# Exercise instructions
List every line below containing "أخبار".

── Data listing

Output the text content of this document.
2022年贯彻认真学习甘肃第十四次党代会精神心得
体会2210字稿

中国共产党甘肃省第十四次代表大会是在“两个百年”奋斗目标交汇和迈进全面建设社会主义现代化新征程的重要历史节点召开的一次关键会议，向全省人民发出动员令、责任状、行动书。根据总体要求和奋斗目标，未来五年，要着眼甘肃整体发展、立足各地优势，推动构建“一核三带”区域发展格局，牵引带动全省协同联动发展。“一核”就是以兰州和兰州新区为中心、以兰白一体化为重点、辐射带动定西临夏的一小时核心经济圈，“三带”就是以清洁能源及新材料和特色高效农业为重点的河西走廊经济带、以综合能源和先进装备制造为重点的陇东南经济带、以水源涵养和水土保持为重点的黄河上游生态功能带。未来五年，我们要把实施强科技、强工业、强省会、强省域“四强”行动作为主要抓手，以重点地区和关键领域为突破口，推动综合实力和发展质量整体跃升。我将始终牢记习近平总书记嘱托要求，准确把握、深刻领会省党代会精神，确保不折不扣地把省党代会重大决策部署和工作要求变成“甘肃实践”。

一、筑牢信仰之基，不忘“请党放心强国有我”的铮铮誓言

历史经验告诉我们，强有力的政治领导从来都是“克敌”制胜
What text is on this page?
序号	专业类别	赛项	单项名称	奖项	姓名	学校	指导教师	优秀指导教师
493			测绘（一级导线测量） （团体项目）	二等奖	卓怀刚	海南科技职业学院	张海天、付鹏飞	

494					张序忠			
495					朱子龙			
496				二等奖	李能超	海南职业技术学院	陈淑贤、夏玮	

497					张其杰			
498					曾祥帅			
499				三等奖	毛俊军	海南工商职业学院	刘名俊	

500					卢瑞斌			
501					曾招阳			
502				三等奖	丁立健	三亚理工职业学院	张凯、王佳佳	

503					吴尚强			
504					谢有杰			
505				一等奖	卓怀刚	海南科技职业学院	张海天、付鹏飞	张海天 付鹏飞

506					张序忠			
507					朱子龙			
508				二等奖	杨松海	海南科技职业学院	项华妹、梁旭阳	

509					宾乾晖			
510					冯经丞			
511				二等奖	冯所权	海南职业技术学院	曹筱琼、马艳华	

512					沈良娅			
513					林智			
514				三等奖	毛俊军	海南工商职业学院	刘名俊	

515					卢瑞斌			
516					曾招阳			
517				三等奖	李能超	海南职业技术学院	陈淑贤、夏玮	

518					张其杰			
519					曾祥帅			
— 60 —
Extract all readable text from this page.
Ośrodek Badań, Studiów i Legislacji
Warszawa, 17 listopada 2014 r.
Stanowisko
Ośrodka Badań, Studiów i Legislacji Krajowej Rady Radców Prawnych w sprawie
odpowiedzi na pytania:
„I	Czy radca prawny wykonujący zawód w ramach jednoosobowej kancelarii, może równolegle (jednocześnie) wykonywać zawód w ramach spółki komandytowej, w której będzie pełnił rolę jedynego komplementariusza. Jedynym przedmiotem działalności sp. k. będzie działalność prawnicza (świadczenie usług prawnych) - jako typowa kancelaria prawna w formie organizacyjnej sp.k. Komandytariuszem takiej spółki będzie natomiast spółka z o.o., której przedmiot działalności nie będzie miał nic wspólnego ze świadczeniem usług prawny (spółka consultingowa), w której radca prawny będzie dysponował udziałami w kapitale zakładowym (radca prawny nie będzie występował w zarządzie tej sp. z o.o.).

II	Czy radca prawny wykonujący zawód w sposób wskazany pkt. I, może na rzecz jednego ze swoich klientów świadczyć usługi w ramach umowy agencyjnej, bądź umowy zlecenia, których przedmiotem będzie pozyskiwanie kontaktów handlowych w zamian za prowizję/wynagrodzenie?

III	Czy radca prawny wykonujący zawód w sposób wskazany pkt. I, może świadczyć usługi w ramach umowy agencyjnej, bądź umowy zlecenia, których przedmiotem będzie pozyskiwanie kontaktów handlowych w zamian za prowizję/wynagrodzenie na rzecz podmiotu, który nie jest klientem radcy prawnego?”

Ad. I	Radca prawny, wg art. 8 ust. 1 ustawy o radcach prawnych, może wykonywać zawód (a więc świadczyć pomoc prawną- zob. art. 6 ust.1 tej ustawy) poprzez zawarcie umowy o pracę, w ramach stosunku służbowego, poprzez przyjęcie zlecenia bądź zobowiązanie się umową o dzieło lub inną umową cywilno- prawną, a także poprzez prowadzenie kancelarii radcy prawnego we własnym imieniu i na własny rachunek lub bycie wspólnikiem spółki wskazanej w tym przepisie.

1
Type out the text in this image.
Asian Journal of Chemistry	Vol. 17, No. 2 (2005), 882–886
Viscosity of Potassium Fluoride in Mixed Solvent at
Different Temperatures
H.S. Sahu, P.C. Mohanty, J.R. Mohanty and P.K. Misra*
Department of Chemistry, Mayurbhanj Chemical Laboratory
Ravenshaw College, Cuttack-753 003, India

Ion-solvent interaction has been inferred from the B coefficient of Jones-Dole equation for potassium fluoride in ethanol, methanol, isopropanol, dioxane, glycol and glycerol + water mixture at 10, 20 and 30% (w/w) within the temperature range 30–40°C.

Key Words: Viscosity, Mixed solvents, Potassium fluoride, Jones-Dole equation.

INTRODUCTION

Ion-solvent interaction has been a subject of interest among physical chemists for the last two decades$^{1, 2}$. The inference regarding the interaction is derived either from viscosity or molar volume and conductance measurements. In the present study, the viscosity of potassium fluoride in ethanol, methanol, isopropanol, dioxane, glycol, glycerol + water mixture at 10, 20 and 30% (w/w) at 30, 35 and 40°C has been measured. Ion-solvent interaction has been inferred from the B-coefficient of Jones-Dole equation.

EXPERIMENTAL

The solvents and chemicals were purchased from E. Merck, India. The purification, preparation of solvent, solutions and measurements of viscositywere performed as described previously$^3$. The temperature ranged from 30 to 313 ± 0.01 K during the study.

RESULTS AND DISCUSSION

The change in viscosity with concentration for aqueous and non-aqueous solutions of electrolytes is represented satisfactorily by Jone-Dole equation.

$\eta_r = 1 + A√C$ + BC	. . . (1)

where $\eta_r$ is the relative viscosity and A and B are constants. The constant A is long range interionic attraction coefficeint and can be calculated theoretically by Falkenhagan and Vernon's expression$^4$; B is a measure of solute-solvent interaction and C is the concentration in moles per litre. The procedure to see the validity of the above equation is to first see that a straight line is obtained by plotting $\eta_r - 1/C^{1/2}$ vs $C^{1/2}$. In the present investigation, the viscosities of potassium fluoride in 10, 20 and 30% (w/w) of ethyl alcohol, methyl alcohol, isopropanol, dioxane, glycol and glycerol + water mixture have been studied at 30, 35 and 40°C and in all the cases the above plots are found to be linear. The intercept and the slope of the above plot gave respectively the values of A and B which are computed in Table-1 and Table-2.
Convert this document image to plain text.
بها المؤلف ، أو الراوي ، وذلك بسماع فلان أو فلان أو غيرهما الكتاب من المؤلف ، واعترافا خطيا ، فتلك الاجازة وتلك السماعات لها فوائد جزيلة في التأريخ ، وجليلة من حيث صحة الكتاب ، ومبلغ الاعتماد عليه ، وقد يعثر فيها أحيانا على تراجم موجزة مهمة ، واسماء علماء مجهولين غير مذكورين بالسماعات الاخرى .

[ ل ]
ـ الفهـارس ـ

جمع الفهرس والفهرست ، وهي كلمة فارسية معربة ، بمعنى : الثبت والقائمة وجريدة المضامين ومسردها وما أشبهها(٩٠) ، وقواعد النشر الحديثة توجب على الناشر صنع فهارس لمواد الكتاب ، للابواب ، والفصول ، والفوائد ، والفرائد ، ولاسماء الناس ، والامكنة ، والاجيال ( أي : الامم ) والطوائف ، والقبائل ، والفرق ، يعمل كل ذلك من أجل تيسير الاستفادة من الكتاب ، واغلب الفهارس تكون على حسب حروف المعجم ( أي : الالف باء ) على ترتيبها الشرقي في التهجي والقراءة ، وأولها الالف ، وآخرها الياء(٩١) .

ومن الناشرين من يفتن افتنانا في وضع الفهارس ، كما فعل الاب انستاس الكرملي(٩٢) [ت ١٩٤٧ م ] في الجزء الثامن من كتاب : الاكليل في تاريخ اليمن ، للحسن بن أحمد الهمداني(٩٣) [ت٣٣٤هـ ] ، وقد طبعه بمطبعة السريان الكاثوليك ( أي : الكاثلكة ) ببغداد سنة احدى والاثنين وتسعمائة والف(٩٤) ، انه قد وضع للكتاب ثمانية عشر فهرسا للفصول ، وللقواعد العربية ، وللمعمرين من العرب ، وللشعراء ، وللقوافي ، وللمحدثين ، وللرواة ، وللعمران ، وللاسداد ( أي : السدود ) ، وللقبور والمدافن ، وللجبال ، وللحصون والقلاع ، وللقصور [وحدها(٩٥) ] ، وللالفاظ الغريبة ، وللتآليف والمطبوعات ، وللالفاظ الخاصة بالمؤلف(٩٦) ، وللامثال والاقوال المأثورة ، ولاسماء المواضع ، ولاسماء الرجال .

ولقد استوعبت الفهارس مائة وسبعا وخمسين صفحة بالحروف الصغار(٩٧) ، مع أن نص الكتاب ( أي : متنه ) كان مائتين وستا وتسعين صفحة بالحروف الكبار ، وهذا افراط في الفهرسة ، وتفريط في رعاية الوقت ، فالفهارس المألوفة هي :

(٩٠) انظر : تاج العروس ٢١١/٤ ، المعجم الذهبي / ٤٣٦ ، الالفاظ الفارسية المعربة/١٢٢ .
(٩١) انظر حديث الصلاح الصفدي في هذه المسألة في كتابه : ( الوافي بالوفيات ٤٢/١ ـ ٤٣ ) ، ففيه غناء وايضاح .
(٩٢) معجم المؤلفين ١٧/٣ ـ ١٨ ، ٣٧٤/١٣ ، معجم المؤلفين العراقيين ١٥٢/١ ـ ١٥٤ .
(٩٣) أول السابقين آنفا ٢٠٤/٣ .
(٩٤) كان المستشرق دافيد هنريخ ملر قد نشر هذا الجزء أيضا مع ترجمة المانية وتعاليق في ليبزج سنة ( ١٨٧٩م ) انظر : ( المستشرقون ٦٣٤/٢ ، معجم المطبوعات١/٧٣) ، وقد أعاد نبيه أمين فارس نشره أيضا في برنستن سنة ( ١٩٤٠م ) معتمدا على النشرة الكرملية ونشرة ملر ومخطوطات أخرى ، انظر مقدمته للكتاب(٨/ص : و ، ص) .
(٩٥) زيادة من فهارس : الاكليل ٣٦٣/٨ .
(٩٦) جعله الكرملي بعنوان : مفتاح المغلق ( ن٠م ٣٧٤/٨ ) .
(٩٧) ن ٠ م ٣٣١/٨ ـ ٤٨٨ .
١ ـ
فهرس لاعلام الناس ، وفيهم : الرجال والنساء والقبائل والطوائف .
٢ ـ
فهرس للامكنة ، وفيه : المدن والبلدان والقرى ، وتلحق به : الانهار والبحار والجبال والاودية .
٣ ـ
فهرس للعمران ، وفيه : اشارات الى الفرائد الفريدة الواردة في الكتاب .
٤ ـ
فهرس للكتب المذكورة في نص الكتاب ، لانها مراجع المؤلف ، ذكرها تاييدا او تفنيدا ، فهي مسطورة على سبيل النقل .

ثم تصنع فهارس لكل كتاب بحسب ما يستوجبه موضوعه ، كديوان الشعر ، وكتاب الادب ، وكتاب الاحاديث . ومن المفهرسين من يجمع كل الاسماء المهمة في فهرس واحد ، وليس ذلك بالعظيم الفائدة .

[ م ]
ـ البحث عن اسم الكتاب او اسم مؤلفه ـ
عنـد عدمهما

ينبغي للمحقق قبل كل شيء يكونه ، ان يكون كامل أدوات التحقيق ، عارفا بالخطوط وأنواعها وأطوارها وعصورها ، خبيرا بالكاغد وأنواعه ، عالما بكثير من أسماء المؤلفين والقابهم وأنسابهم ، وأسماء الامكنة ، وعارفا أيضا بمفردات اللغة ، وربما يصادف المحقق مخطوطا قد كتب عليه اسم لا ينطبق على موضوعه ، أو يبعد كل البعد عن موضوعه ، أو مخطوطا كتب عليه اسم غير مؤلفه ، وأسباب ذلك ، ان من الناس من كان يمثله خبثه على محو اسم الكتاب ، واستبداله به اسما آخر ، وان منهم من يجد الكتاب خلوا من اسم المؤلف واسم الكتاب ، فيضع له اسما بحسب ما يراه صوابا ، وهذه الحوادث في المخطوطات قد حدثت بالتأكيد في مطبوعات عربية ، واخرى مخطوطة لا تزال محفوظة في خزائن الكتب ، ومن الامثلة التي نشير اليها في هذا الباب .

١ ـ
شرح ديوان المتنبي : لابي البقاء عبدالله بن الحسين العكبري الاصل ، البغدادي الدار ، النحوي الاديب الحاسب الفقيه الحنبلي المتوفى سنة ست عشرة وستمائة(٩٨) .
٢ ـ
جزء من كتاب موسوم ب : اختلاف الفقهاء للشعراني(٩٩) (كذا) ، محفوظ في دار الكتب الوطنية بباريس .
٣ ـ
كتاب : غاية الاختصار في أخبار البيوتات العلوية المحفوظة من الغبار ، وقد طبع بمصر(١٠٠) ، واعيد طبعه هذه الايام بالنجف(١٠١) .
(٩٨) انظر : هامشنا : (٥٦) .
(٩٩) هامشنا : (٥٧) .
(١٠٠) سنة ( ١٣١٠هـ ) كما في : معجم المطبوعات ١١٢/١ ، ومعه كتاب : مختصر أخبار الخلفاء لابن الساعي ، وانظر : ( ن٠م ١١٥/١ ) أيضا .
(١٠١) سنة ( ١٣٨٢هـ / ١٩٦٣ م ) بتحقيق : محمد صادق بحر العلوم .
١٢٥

────

# Answer to this problem
كتاب : غاية الاختصار في أخبار البيوتات العلوية المحفوظة من الغبار ، وقد طبع بمصر(١٠٠) ، واعيد طبعه هذه الايام بالنجف(١٠١) .
(١٠٠) سنة ( ١٣١٠هـ ) كما في : معجم المطبوعات ١١٢/١ ، ومعه كتاب : مختصر أخبار الخلفاء لابن الساعي ، وانظر : ( ن٠م ١١٥/١ ) أيضا .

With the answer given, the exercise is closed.